(Stored entries)
— BEGIN —

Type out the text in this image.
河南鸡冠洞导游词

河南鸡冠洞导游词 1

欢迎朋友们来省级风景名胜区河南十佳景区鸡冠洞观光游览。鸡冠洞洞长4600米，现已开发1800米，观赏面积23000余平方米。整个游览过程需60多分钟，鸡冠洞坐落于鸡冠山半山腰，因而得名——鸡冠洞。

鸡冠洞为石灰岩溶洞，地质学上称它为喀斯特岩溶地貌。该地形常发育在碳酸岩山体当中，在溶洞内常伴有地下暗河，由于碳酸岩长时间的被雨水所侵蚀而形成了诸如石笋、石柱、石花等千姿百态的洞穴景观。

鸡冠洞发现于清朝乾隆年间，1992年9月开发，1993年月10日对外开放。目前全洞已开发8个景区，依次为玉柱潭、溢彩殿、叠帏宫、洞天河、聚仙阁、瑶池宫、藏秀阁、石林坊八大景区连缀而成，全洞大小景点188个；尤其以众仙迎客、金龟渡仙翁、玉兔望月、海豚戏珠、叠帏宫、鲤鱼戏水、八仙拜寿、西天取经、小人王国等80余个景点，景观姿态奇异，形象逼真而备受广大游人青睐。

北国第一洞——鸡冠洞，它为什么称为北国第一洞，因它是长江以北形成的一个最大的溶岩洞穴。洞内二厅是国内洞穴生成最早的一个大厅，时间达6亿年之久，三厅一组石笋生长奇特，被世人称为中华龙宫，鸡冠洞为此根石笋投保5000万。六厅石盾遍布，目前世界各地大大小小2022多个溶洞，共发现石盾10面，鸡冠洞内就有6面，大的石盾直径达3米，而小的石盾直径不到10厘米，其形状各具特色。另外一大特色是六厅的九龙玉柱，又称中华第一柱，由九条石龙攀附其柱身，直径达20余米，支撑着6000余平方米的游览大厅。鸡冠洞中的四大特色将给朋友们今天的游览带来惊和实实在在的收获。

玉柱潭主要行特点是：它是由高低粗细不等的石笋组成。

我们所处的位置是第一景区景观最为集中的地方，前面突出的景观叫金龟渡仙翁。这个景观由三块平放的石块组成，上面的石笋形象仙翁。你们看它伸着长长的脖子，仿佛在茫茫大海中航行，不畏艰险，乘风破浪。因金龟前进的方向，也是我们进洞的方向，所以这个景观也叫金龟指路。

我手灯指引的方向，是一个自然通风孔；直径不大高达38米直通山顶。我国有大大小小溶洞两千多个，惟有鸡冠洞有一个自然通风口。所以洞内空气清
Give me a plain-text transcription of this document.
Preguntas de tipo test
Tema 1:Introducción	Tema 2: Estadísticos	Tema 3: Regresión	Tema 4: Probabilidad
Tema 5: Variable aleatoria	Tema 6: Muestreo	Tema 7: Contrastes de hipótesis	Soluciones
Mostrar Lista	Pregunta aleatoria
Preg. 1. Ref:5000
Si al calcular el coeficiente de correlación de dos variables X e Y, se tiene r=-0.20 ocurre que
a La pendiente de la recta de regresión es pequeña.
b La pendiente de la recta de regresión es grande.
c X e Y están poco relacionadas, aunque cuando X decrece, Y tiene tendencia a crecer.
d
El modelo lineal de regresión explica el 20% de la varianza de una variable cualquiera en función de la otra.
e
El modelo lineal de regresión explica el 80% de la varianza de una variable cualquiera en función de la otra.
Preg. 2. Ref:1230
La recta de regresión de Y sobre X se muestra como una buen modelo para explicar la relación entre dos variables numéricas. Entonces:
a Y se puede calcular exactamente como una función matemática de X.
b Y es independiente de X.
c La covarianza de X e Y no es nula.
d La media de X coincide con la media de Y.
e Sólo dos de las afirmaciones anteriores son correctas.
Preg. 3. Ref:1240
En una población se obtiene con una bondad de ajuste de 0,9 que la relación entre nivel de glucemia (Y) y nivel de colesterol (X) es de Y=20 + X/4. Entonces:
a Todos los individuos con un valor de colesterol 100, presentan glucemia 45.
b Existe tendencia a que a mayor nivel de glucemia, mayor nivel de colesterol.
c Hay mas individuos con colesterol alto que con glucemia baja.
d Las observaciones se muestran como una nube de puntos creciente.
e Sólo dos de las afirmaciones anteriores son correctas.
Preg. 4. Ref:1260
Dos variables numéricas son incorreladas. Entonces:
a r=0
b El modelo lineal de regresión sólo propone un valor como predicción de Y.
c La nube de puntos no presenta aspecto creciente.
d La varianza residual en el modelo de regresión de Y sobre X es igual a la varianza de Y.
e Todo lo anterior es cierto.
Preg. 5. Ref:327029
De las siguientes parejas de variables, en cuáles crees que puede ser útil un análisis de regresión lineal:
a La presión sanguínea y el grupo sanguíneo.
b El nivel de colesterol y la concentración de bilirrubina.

— END —

Repeat the listing above without any change.

Type out the text in this image.
河南鸡冠洞导游词

河南鸡冠洞导游词 1

欢迎朋友们来省级风景名胜区河南十佳景区鸡冠洞观光游览。鸡冠洞洞长4600米，现已开发1800米，观赏面积23000余平方米。整个游览过程需60多分钟，鸡冠洞坐落于鸡冠山半山腰，因而得名——鸡冠洞。

鸡冠洞为石灰岩溶洞，地质学上称它为喀斯特岩溶地貌。该地形常发育在碳酸岩山体当中，在溶洞内常伴有地下暗河，由于碳酸岩长时间的被雨水所侵蚀而形成了诸如石笋、石柱、石花等千姿百态的洞穴景观。

鸡冠洞发现于清朝乾隆年间，1992年9月开发，1993年月10日对外开放。目前全洞已开发8个景区，依次为玉柱潭、溢彩殿、叠帏宫、洞天河、聚仙阁、瑶池宫、藏秀阁、石林坊八大景区连缀而成，全洞大小景点188个；尤其以众仙迎客、金龟渡仙翁、玉兔望月、海豚戏珠、叠帏宫、鲤鱼戏水、八仙拜寿、西天取经、小人王国等80余个景点，景观姿态奇异，形象逼真而备受广大游人青睐。

北国第一洞——鸡冠洞，它为什么称为北国第一洞，因它是长江以北形成的一个最大的溶岩洞穴。洞内二厅是国内洞穴生成最早的一个大厅，时间达6亿年之久，三厅一组石笋生长奇特，被世人称为中华龙宫，鸡冠洞为此根石笋投保5000万。六厅石盾遍布，目前世界各地大大小小2022多个溶洞，共发现石盾10面，鸡冠洞内就有6面，大的石盾直径达3米，而小的石盾直径不到10厘米，其形状各具特色。另外一大特色是六厅的九龙玉柱，又称中华第一柱，由九条石龙攀附其柱身，直径达20余米，支撑着6000余平方米的游览大厅。鸡冠洞中的四大特色将给朋友们今天的游览带来惊和实实在在的收获。

玉柱潭主要行特点是：它是由高低粗细不等的石笋组成。

我们所处的位置是第一景区景观最为集中的地方，前面突出的景观叫金龟渡仙翁。这个景观由三块平放的石块组成，上面的石笋形象仙翁。你们看它伸着长长的脖子，仿佛在茫茫大海中航行，不畏艰险，乘风破浪。因金龟前进的方向，也是我们进洞的方向，所以这个景观也叫金龟指路。

我手灯指引的方向，是一个自然通风孔；直径不大高达38米直通山顶。我国有大大小小溶洞两千多个，惟有鸡冠洞有一个自然通风口。所以洞内空气清
Give me a plain-text transcription of this document.
Preguntas de tipo test
Tema 1:Introducción	Tema 2: Estadísticos	Tema 3: Regresión	Tema 4: Probabilidad
Tema 5: Variable aleatoria	Tema 6: Muestreo	Tema 7: Contrastes de hipótesis	Soluciones
Mostrar Lista	Pregunta aleatoria
Preg. 1. Ref:5000
Si al calcular el coeficiente de correlación de dos variables X e Y, se tiene r=-0.20 ocurre que
a La pendiente de la recta de regresión es pequeña.
b La pendiente de la recta de regresión es grande.
c X e Y están poco relacionadas, aunque cuando X decrece, Y tiene tendencia a crecer.
d
El modelo lineal de regresión explica el 20% de la varianza de una variable cualquiera en función de la otra.
e
El modelo lineal de regresión explica el 80% de la varianza de una variable cualquiera en función de la otra.
Preg. 2. Ref:1230
La recta de regresión de Y sobre X se muestra como una buen modelo para explicar la relación entre dos variables numéricas. Entonces:
a Y se puede calcular exactamente como una función matemática de X.
b Y es independiente de X.
c La covarianza de X e Y no es nula.
d La media de X coincide con la media de Y.
e Sólo dos de las afirmaciones anteriores son correctas.
Preg. 3. Ref:1240
En una población se obtiene con una bondad de ajuste de 0,9 que la relación entre nivel de glucemia (Y) y nivel de colesterol (X) es de Y=20 + X/4. Entonces:
a Todos los individuos con un valor de colesterol 100, presentan glucemia 45.
b Existe tendencia a que a mayor nivel de glucemia, mayor nivel de colesterol.
c Hay mas individuos con colesterol alto que con glucemia baja.
d Las observaciones se muestran como una nube de puntos creciente.
e Sólo dos de las afirmaciones anteriores son correctas.
Preg. 4. Ref:1260
Dos variables numéricas son incorreladas. Entonces:
a r=0
b El modelo lineal de regresión sólo propone un valor como predicción de Y.
c La nube de puntos no presenta aspecto creciente.
d La varianza residual en el modelo de regresión de Y sobre X es igual a la varianza de Y.
e Todo lo anterior es cierto.
Preg. 5. Ref:327029
De las siguientes parejas de variables, en cuáles crees que puede ser útil un análisis de regresión lineal:
a La presión sanguínea y el grupo sanguíneo.
b El nivel de colesterol y la concentración de bilirrubina.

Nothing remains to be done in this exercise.